EXERCISE BRIEF:
All the entries need to be quoted exactly, apart from the pictures, which you should drop.
(begin)
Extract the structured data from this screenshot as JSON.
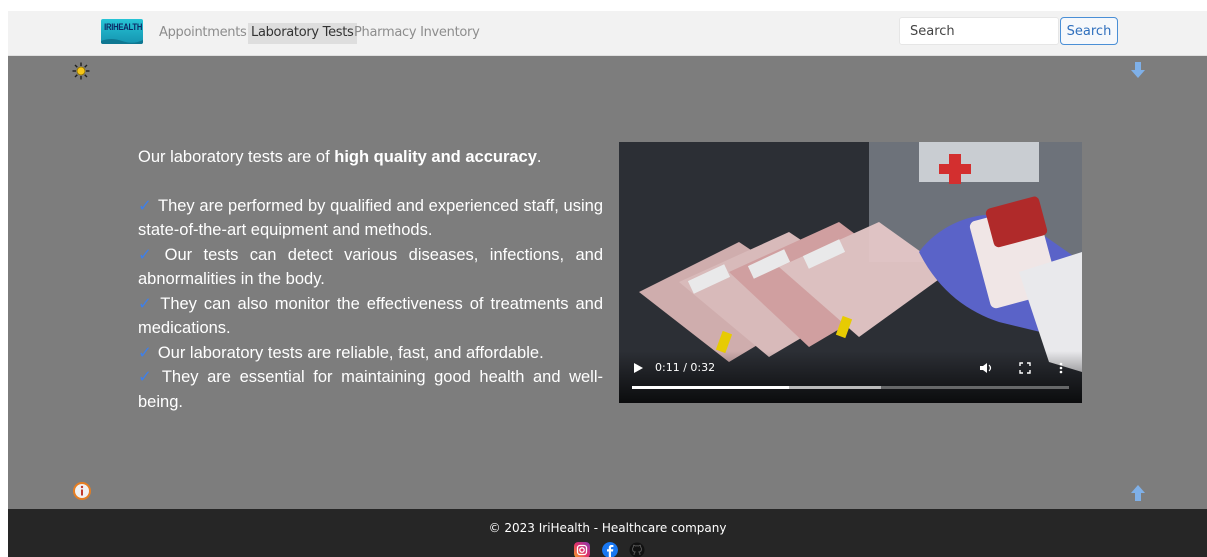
{
  "navbar": {
    "logo_text": "IRIHEALTH",
    "links": [
      {
        "label": "Appointments",
        "active": false
      },
      {
        "label": "Laboratory Tests",
        "active": true
      },
      {
        "label": "Pharmacy Inventory",
        "active": false
      }
    ],
    "search_placeholder": "Search",
    "search_button": "Search"
  },
  "content": {
    "intro_prefix": "Our laboratory tests are of ",
    "intro_bold": "high quality and accuracy",
    "intro_suffix": ".",
    "check_mark": "✓",
    "points": [
      "They are performed by qualified and experienced staff, using state-of-the-art equipment and methods.",
      "Our tests can detect various diseases, infections, and abnormalities in the body.",
      "They can also monitor the effectiveness of treatments and medications.",
      "Our laboratory tests are reliable, fast, and affordable.",
      "They are essential for maintaining good health and well-being."
    ]
  },
  "video": {
    "time_display": "0:11 / 0:32",
    "progress_percent": 36,
    "buffered_percent": 57
  },
  "footer": {
    "copyright": "© 2023 IriHealth - Healthcare company"
  },
  "colors": {
    "main_bg": "#7d7d7d",
    "check_color": "#3f7fe8",
    "footer_bg": "#262626",
    "accent": "#4a8fd6"
  },
  "icons": {
    "top_left": "sun-icon",
    "top_right": "arrow-down-icon",
    "bottom_left": "info-icon",
    "bottom_right": "arrow-up-icon"
  }
}
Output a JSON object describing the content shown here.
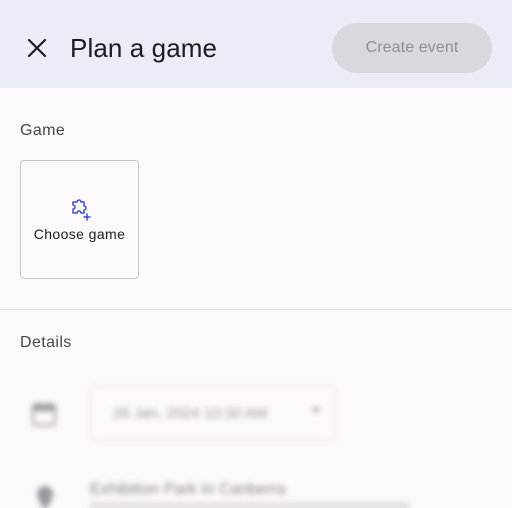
{
  "header": {
    "title": "Plan a game",
    "create_label": "Create event"
  },
  "game_section": {
    "label": "Game",
    "choose_label": "Choose game",
    "icon": "puzzle-add-icon"
  },
  "details_section": {
    "label": "Details",
    "date_value": "26 Jan, 2024 10:30 AM",
    "location_name": "Exhibition Park In Canberra"
  },
  "colors": {
    "header_bg": "#ececf6",
    "page_bg": "#fdf8fc",
    "accent": "#3b4fc8",
    "disabled_button_bg": "#d9d8de",
    "disabled_button_text": "#8f8e94"
  }
}
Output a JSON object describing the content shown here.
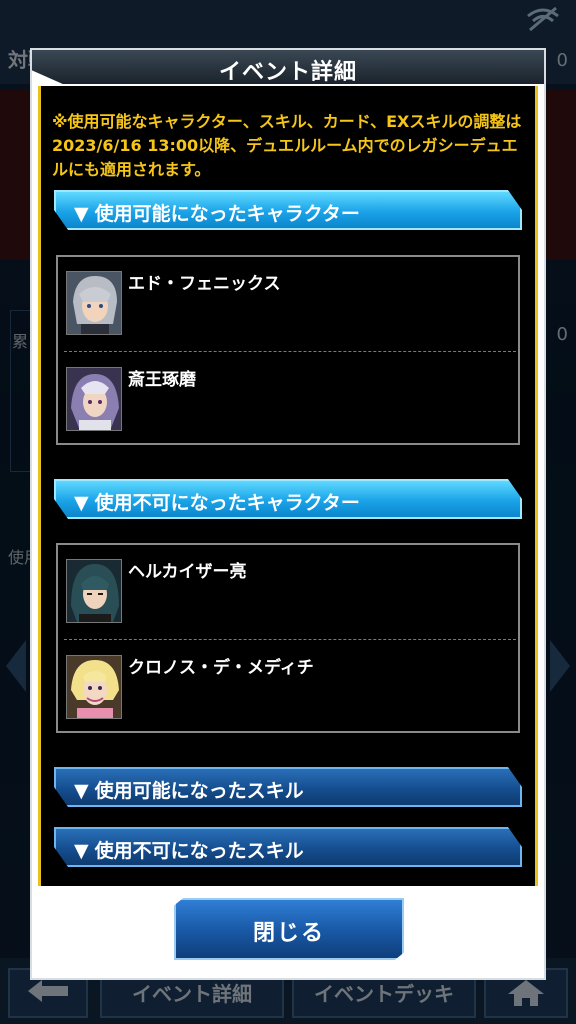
{
  "background": {
    "title": "対戦",
    "number_top": "0",
    "number_mid": "0",
    "label_left": "累",
    "label_left2": "使用",
    "bottom_buttons": [
      "",
      "イベント詳細",
      "イベントデッキ",
      ""
    ]
  },
  "dialog": {
    "title": "イベント詳細",
    "notice": "※使用可能なキャラクター、スキル、カード、EXスキルの調整は2023/6/16 13:00以降、デュエルルーム内でのレガシーデュエルにも適用されます。",
    "sections": [
      {
        "label": "使用可能になったキャラクター",
        "characters": [
          {
            "name": "エド・フェニックス",
            "portrait": "silver-hair-portrait"
          },
          {
            "name": "斎王琢磨",
            "portrait": "purple-hair-portrait"
          }
        ]
      },
      {
        "label": "使用不可になったキャラクター",
        "characters": [
          {
            "name": "ヘルカイザー亮",
            "portrait": "teal-hair-portrait"
          },
          {
            "name": "クロノス・デ・メディチ",
            "portrait": "blonde-hair-portrait"
          }
        ]
      },
      {
        "label": "使用可能になったスキル"
      },
      {
        "label": "使用不可になったスキル"
      }
    ],
    "close_label": "閉じる",
    "triangle": "▼"
  },
  "colors": {
    "notice": "#f5c518",
    "frame_gold": "#e8c21a",
    "section_active": "#1aa3e8",
    "section_inactive": "#154e8f"
  }
}
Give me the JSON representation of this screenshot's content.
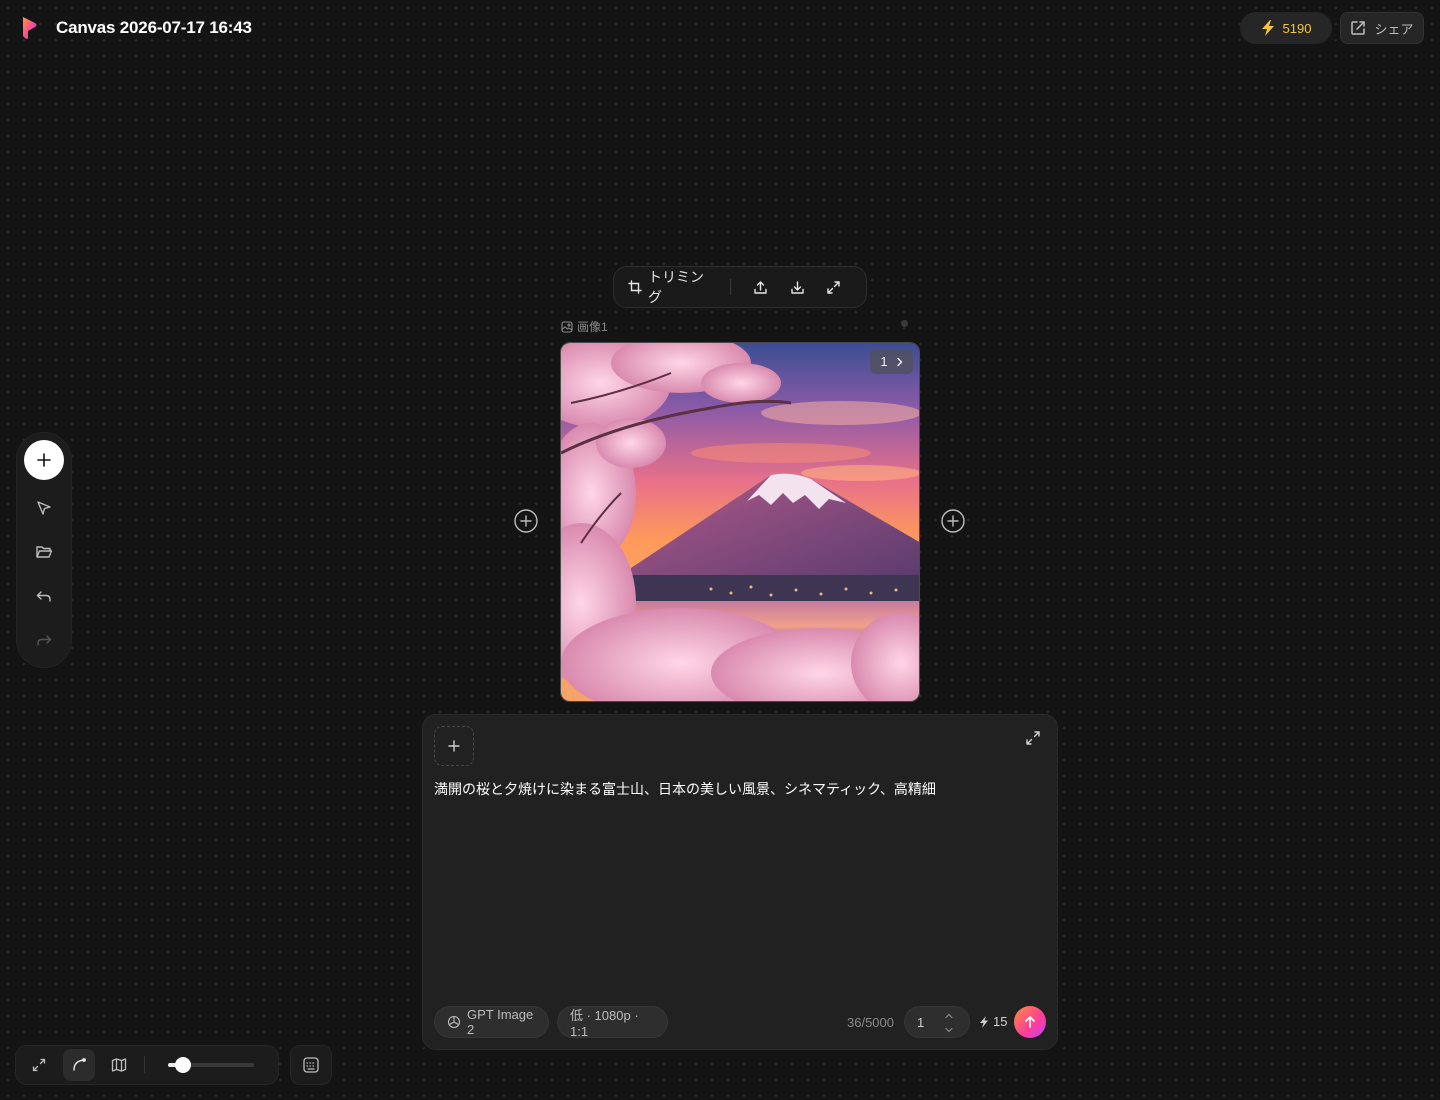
{
  "header": {
    "title": "Canvas 2026-07-17 16:43",
    "credits": "5190",
    "share_label": "シェア"
  },
  "left_toolbar": {
    "items": [
      "add-icon",
      "pointer-icon",
      "folder-icon",
      "undo-icon",
      "redo-icon"
    ]
  },
  "image_toolbar": {
    "crop_label": "トリミング"
  },
  "image_node": {
    "label": "画像1",
    "counter": "1"
  },
  "prompt": {
    "text": "満開の桜と夕焼けに染まる富士山、日本の美しい風景、シネマティック、高精細",
    "model": "GPT Image 2",
    "settings": "低 · 1080p · 1:1",
    "char_count": "36/5000",
    "quantity": "1",
    "cost": "15"
  },
  "bottom_toolbar": {
    "zoom_level_fraction": 0.17
  },
  "colors": {
    "accent_credit": "#f5c542",
    "send_gradient_start": "#ff8a3d",
    "send_gradient_end": "#c042ff",
    "background": "#141414"
  }
}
(end)
EXERCISE RESULT:
Extract the structured data from this screenshot as JSON.
{
  "navbar": {
    "logo_text": "IRIHEALTH",
    "links": [
      {
        "label": "Appointments",
        "active": false
      },
      {
        "label": "Laboratory Tests",
        "active": true
      },
      {
        "label": "Pharmacy Inventory",
        "active": false
      }
    ],
    "search_placeholder": "Search",
    "search_button": "Search"
  },
  "content": {
    "intro_prefix": "Our laboratory tests are of ",
    "intro_bold": "high quality and accuracy",
    "intro_suffix": ".",
    "check_mark": "✓",
    "points": [
      "They are performed by qualified and experienced staff, using state-of-the-art equipment and methods.",
      "Our tests can detect various diseases, infections, and abnormalities in the body.",
      "They can also monitor the effectiveness of treatments and medications.",
      "Our laboratory tests are reliable, fast, and affordable.",
      "They are essential for maintaining good health and well-being."
    ]
  },
  "video": {
    "time_display": "0:11 / 0:32",
    "progress_percent": 36,
    "buffered_percent": 57
  },
  "footer": {
    "copyright": "© 2023 IriHealth - Healthcare company"
  },
  "colors": {
    "main_bg": "#7d7d7d",
    "check_color": "#3f7fe8",
    "footer_bg": "#262626",
    "accent": "#4a8fd6"
  },
  "icons": {
    "top_left": "sun-icon",
    "top_right": "arrow-down-icon",
    "bottom_left": "info-icon",
    "bottom_right": "arrow-up-icon"
  }
}
Output a JSON object describing the content shown here.
{
  "header": {
    "title": "Plan a game",
    "create_label": "Create event"
  },
  "game_section": {
    "label": "Game",
    "choose_label": "Choose game",
    "icon": "puzzle-add-icon"
  },
  "details_section": {
    "label": "Details",
    "date_value": "26 Jan, 2024 10:30 AM",
    "location_name": "Exhibition Park In Canberra"
  },
  "colors": {
    "header_bg": "#ececf6",
    "page_bg": "#fdf8fc",
    "accent": "#3b4fc8",
    "disabled_button_bg": "#d9d8de",
    "disabled_button_text": "#8f8e94"
  }
}
Output a JSON object describing the content shown here.
{
  "background": {
    "title": "対戦",
    "number_top": "0",
    "number_mid": "0",
    "label_left": "累",
    "label_left2": "使用",
    "bottom_buttons": [
      "",
      "イベント詳細",
      "イベントデッキ",
      ""
    ]
  },
  "dialog": {
    "title": "イベント詳細",
    "notice": "※使用可能なキャラクター、スキル、カード、EXスキルの調整は2023/6/16 13:00以降、デュエルルーム内でのレガシーデュエルにも適用されます。",
    "sections": [
      {
        "label": "使用可能になったキャラクター",
        "characters": [
          {
            "name": "エド・フェニックス",
            "portrait": "silver-hair-portrait"
          },
          {
            "name": "斎王琢磨",
            "portrait": "purple-hair-portrait"
          }
        ]
      },
      {
        "label": "使用不可になったキャラクター",
        "characters": [
          {
            "name": "ヘルカイザー亮",
            "portrait": "teal-hair-portrait"
          },
          {
            "name": "クロノス・デ・メディチ",
            "portrait": "blonde-hair-portrait"
          }
        ]
      },
      {
        "label": "使用可能になったスキル"
      },
      {
        "label": "使用不可になったスキル"
      }
    ],
    "close_label": "閉じる",
    "triangle": "▼"
  },
  "colors": {
    "notice": "#f5c518",
    "frame_gold": "#e8c21a",
    "section_active": "#1aa3e8",
    "section_inactive": "#154e8f"
  }
}
Give me the JSON representation of this screenshot's content.
{
  "header": {
    "title": "Canvas 2026-07-17 16:43",
    "credits": "5190",
    "share_label": "シェア"
  },
  "left_toolbar": {
    "items": [
      "add-icon",
      "pointer-icon",
      "folder-icon",
      "undo-icon",
      "redo-icon"
    ]
  },
  "image_toolbar": {
    "crop_label": "トリミング"
  },
  "image_node": {
    "label": "画像1",
    "counter": "1"
  },
  "prompt": {
    "text": "満開の桜と夕焼けに染まる富士山、日本の美しい風景、シネマティック、高精細",
    "model": "GPT Image 2",
    "settings": "低 · 1080p · 1:1",
    "char_count": "36/5000",
    "quantity": "1",
    "cost": "15"
  },
  "bottom_toolbar": {
    "zoom_level_fraction": 0.17
  },
  "colors": {
    "accent_credit": "#f5c542",
    "send_gradient_start": "#ff8a3d",
    "send_gradient_end": "#c042ff",
    "background": "#141414"
  }
}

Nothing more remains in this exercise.